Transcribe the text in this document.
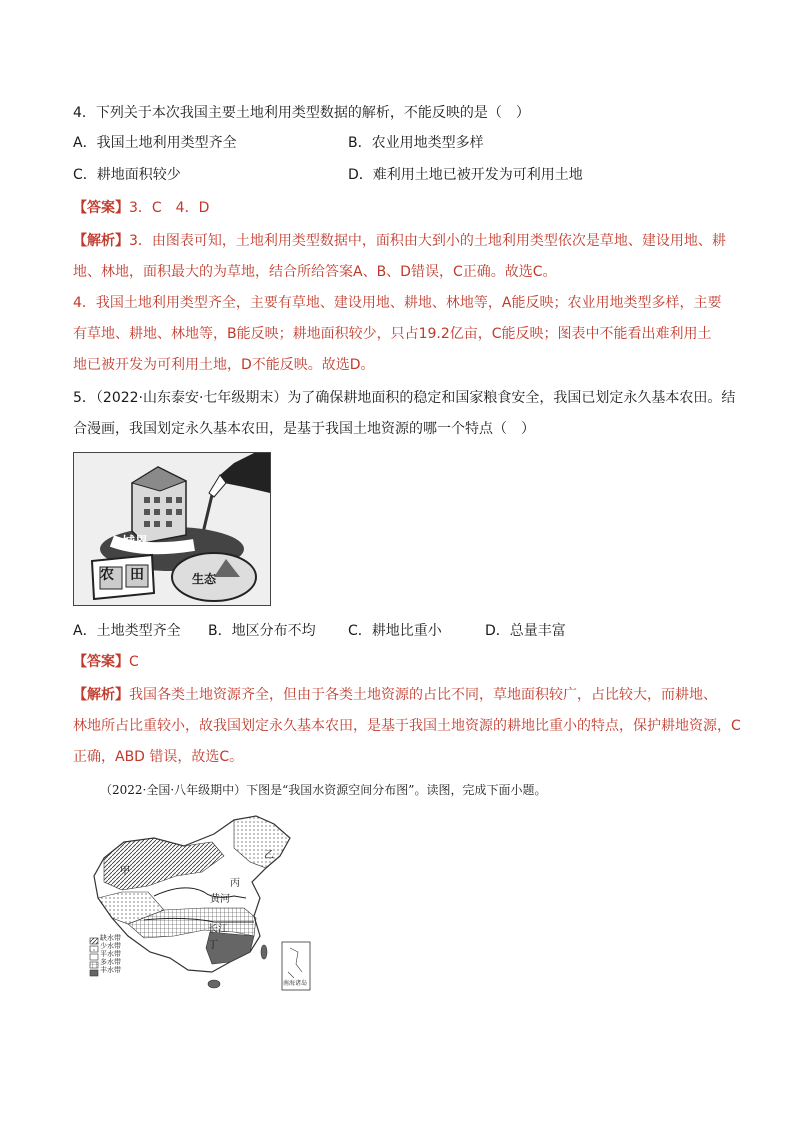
4．下列关于本次我国主要土地利用类型数据的解析，不能反映的是（　）
A．我国土地利用类型齐全	B．农业用地类型多样
C．耕地面积较少	D．难利用土地已被开发为可利用土地
【答案】3．C　4．D
【解析】3．由图表可知，土地利用类型数据中，面积由大到小的土地利用类型依次是草地、建设用地、耕
地、林地，面积最大的为草地，结合所给答案A、B、D错误，C正确。故选C。
4．我国土地利用类型齐全，主要有草地、建设用地、耕地、林地等，A能反映；农业用地类型多样，主要
有草地、耕地、林地等，B能反映；耕地面积较少，只占19.2亿亩，C能反映；图表中不能看出难利用土
地已被开发为可利用土地，D不能反映。故选D。
5．（2022·山东泰安·七年级期末）为了确保耕地面积的稳定和国家粮食安全，我国已划定永久基本农田。结
合漫画，我国划定永久基本农田，是基于我国土地资源的哪一个特点（　）
城界
农　田	生态
A．土地类型齐全 B．地区分布不均 C．耕地比重小	D．总量丰富
【答案】C
【解析】我国各类土地资源齐全，但由于各类土地资源的占比不同，草地面积较广，占比较大，而耕地、
林地所占比重较小，故我国划定永久基本农田，是基于我国土地资源的耕地比重小的特点，保护耕地资源，C
正确，ABD 错误，故选C。
（2022·全国·八年级期中）下图是“我国水资源空间分布图”。读图，完成下面小题。
甲
乙
丙
丁
黄河
长江
缺水带
少水带
平水带
多水带
丰水带
南海诸岛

• • • • •

Please set down each line of the data above exactly as written, without the pictures.

**Solved exercise**
Transcribe the text in this document.
4．下列关于本次我国主要土地利用类型数据的解析，不能反映的是（　）
A．我国土地利用类型齐全	B．农业用地类型多样
C．耕地面积较少	D．难利用土地已被开发为可利用土地
【答案】3．C　4．D
【解析】3．由图表可知，土地利用类型数据中，面积由大到小的土地利用类型依次是草地、建设用地、耕
地、林地，面积最大的为草地，结合所给答案A、B、D错误，C正确。故选C。
4．我国土地利用类型齐全，主要有草地、建设用地、耕地、林地等，A能反映；农业用地类型多样，主要
有草地、耕地、林地等，B能反映；耕地面积较少，只占19.2亿亩，C能反映；图表中不能看出难利用土
地已被开发为可利用土地，D不能反映。故选D。
5．（2022·山东泰安·七年级期末）为了确保耕地面积的稳定和国家粮食安全，我国已划定永久基本农田。结
合漫画，我国划定永久基本农田，是基于我国土地资源的哪一个特点（　）
城界
农　田	生态
A．土地类型齐全 B．地区分布不均 C．耕地比重小	D．总量丰富
【答案】C
【解析】我国各类土地资源齐全，但由于各类土地资源的占比不同，草地面积较广，占比较大，而耕地、
林地所占比重较小，故我国划定永久基本农田，是基于我国土地资源的耕地比重小的特点，保护耕地资源，C
正确，ABD 错误，故选C。
（2022·全国·八年级期中）下图是“我国水资源空间分布图”。读图，完成下面小题。
甲
乙
丙
丁
黄河
长江
缺水带
少水带
平水带
多水带
丰水带
南海诸岛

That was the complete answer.